EXTRACTED INFORMATION:
★ ★ ★ ★ ★
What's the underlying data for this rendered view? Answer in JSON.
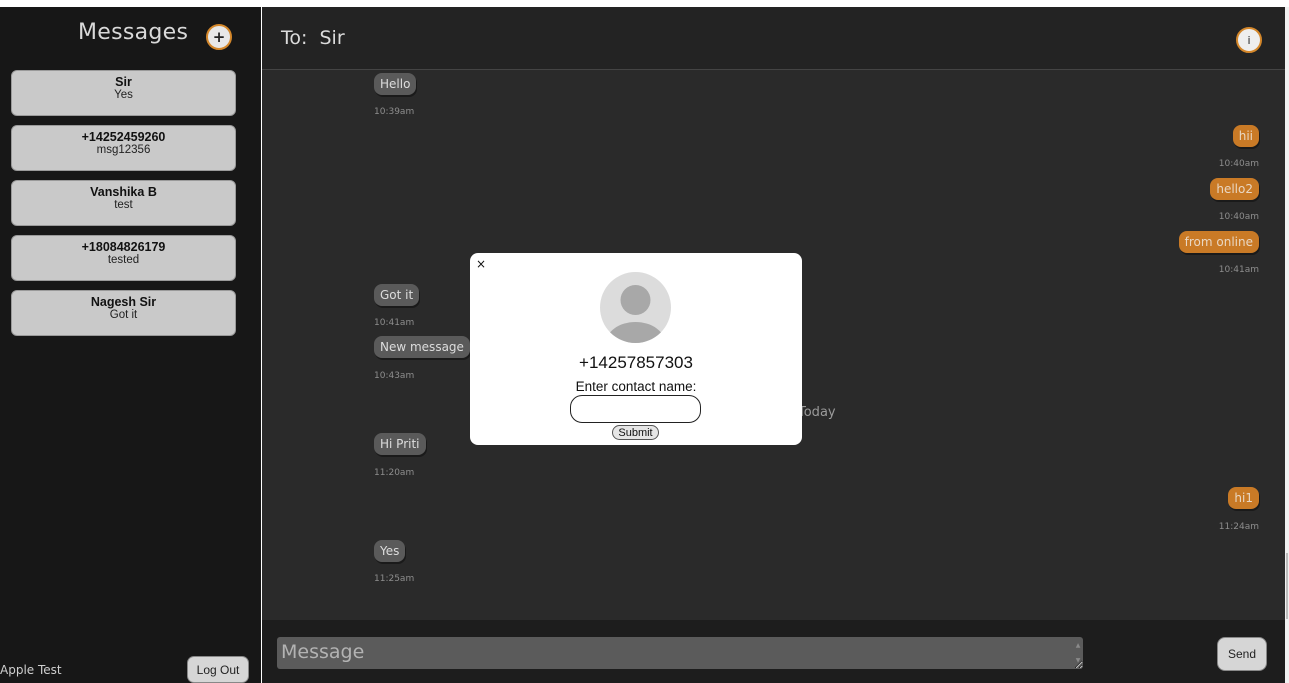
{
  "sidebar": {
    "title": "Messages",
    "new_button_icon": "+",
    "conversations": [
      {
        "name": "Sir",
        "preview": "Yes"
      },
      {
        "name": "+14252459260",
        "preview": "msg12356"
      },
      {
        "name": "Vanshika B",
        "preview": "test"
      },
      {
        "name": "+18084826179",
        "preview": "tested"
      },
      {
        "name": "Nagesh Sir",
        "preview": "Got it"
      }
    ],
    "user_name": "Apple Test",
    "logout_label": "Log Out"
  },
  "header": {
    "to_label": "To:  Sir",
    "info_icon": "i"
  },
  "thread": {
    "messages": [
      {
        "direction": "in",
        "text": "Hello",
        "time": "10:39am"
      },
      {
        "direction": "out",
        "text": "hii",
        "time": "10:40am"
      },
      {
        "direction": "out",
        "text": "hello2",
        "time": "10:40am"
      },
      {
        "direction": "out",
        "text": "from online",
        "time": "10:41am"
      },
      {
        "direction": "in",
        "text": "Got it",
        "time": "10:41am"
      },
      {
        "direction": "in",
        "text": "New message",
        "time": "10:43am"
      },
      {
        "direction": "in",
        "text": "Hi Priti",
        "time": "11:20am"
      },
      {
        "direction": "out",
        "text": "hi1",
        "time": "11:24am"
      },
      {
        "direction": "in",
        "text": "Yes",
        "time": "11:25am"
      }
    ],
    "day_separator": "Today"
  },
  "composer": {
    "placeholder": "Message",
    "send_label": "Send"
  },
  "modal": {
    "close_icon": "×",
    "phone_number": "+14257857303",
    "prompt": "Enter contact name:",
    "input_value": "",
    "submit_label": "Submit"
  },
  "colors": {
    "accent": "#c97a26",
    "sidebar_bg": "#171717",
    "thread_bg": "#2a2a2a",
    "incoming_bubble": "#5a5a5a"
  }
}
★ ★ ★ ★ ★
SHORT TASK:
State the number of lines above that hold the string "text", with nothing added.

ANSWER FOR THE TASK:
9